Among the lines below, count those with "Read". Give the total alone.

┌──

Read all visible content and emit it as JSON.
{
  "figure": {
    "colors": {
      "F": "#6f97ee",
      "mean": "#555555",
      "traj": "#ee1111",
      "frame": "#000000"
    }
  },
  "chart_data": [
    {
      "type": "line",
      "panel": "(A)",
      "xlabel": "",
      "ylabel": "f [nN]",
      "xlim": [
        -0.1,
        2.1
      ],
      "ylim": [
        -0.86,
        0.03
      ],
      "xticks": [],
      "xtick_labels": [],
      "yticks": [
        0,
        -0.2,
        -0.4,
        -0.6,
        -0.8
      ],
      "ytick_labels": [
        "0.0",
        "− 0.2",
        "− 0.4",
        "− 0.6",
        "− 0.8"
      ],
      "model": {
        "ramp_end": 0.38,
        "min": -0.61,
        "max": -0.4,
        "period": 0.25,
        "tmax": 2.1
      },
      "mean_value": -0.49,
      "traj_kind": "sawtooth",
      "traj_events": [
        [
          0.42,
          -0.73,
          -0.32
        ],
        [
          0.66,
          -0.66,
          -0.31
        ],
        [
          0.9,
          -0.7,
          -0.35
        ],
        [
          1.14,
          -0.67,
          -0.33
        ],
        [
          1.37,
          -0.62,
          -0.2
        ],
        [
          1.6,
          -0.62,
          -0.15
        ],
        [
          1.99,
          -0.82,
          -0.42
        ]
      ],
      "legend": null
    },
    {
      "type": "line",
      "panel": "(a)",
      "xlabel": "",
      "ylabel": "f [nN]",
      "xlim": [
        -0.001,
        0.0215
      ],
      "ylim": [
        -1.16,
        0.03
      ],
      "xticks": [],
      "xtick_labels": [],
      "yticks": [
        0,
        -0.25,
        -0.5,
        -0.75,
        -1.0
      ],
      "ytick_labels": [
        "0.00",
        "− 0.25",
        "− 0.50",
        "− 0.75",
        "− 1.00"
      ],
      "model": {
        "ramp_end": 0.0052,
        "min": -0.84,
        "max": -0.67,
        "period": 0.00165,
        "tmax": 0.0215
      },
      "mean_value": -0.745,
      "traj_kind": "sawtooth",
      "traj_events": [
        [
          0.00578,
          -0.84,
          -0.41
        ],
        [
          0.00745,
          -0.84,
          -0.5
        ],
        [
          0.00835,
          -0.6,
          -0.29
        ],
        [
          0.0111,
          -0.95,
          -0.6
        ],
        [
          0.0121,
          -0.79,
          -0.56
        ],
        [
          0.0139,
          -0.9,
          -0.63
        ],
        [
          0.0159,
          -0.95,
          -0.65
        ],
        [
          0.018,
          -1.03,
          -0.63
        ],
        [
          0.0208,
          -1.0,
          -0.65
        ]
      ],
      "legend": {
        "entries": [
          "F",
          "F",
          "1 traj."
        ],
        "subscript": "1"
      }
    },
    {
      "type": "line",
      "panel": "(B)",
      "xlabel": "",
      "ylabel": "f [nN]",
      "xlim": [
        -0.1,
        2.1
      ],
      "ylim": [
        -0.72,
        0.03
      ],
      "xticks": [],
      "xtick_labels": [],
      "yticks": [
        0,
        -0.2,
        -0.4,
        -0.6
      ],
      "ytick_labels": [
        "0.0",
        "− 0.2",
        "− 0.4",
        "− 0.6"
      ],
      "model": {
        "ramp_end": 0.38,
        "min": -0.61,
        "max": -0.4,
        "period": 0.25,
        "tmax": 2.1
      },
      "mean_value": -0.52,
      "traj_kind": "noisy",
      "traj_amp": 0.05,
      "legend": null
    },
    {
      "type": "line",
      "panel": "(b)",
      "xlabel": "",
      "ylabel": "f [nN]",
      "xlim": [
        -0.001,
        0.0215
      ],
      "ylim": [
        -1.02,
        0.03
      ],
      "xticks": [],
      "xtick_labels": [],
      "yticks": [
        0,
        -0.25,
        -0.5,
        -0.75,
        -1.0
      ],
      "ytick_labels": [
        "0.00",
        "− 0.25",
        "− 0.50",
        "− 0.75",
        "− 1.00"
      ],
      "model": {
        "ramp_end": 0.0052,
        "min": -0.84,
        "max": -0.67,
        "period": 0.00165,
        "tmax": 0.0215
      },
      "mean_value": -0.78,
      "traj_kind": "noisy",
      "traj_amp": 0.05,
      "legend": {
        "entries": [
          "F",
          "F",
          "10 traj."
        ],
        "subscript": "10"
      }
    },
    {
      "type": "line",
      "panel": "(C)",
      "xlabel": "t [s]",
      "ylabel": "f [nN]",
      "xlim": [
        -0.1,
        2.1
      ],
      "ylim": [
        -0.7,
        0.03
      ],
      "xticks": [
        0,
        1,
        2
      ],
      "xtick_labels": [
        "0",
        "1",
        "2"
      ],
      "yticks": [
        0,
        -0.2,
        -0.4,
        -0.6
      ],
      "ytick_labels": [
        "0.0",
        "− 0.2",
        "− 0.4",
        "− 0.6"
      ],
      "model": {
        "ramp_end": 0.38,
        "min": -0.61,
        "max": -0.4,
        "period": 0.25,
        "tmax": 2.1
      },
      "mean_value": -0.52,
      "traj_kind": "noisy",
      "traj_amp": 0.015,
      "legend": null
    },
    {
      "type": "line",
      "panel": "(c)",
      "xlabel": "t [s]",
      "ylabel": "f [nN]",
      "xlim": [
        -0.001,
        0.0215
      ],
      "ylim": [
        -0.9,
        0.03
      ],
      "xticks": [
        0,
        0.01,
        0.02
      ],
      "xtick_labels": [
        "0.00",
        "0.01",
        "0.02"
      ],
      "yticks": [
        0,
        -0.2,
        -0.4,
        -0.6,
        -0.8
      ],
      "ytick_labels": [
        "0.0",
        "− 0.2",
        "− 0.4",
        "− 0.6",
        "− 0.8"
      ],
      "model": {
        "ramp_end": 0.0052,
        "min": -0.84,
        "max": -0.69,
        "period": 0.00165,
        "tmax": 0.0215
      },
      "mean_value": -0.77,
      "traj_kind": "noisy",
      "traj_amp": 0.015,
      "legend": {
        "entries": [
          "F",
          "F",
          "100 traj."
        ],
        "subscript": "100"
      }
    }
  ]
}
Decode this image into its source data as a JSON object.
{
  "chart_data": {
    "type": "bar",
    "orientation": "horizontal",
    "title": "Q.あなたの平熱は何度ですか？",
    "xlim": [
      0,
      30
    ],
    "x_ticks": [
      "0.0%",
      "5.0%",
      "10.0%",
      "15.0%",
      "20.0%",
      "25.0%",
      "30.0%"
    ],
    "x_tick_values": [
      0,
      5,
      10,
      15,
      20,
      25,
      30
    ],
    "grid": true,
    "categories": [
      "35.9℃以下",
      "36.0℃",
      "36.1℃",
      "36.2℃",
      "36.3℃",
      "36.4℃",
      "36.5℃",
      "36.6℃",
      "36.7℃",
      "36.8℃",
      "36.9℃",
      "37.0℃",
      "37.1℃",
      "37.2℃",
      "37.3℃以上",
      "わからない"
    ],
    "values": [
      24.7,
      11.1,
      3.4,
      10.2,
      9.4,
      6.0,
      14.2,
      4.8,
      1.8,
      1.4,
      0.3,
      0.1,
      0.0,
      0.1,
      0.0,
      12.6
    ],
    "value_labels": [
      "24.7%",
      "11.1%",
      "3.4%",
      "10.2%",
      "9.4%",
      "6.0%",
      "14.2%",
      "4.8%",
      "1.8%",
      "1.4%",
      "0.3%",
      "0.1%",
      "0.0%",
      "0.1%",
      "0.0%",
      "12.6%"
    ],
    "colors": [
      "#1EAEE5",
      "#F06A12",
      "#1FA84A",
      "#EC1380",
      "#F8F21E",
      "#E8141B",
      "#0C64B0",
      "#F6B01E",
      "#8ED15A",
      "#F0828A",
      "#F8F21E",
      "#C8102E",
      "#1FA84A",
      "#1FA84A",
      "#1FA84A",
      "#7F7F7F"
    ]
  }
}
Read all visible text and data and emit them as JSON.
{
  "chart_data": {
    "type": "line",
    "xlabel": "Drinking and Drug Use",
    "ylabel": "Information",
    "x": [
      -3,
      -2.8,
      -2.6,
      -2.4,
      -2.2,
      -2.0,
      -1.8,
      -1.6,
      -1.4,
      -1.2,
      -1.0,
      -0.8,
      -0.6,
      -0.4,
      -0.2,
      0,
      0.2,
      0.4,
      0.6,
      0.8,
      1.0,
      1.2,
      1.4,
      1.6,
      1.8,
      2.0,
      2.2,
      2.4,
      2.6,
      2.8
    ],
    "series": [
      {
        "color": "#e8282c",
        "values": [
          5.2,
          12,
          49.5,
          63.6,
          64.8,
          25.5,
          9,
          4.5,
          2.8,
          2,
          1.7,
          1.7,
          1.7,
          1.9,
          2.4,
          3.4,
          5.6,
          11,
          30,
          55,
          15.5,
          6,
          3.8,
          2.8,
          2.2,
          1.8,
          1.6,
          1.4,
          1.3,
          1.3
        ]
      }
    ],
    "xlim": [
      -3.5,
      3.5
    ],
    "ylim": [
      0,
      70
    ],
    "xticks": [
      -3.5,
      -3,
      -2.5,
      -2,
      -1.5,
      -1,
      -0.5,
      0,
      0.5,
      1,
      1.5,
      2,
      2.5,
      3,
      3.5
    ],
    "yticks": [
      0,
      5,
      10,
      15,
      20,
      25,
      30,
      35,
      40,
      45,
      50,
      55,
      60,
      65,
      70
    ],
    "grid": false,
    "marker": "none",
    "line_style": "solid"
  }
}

└──

■ PROBLEM SOLUTION
2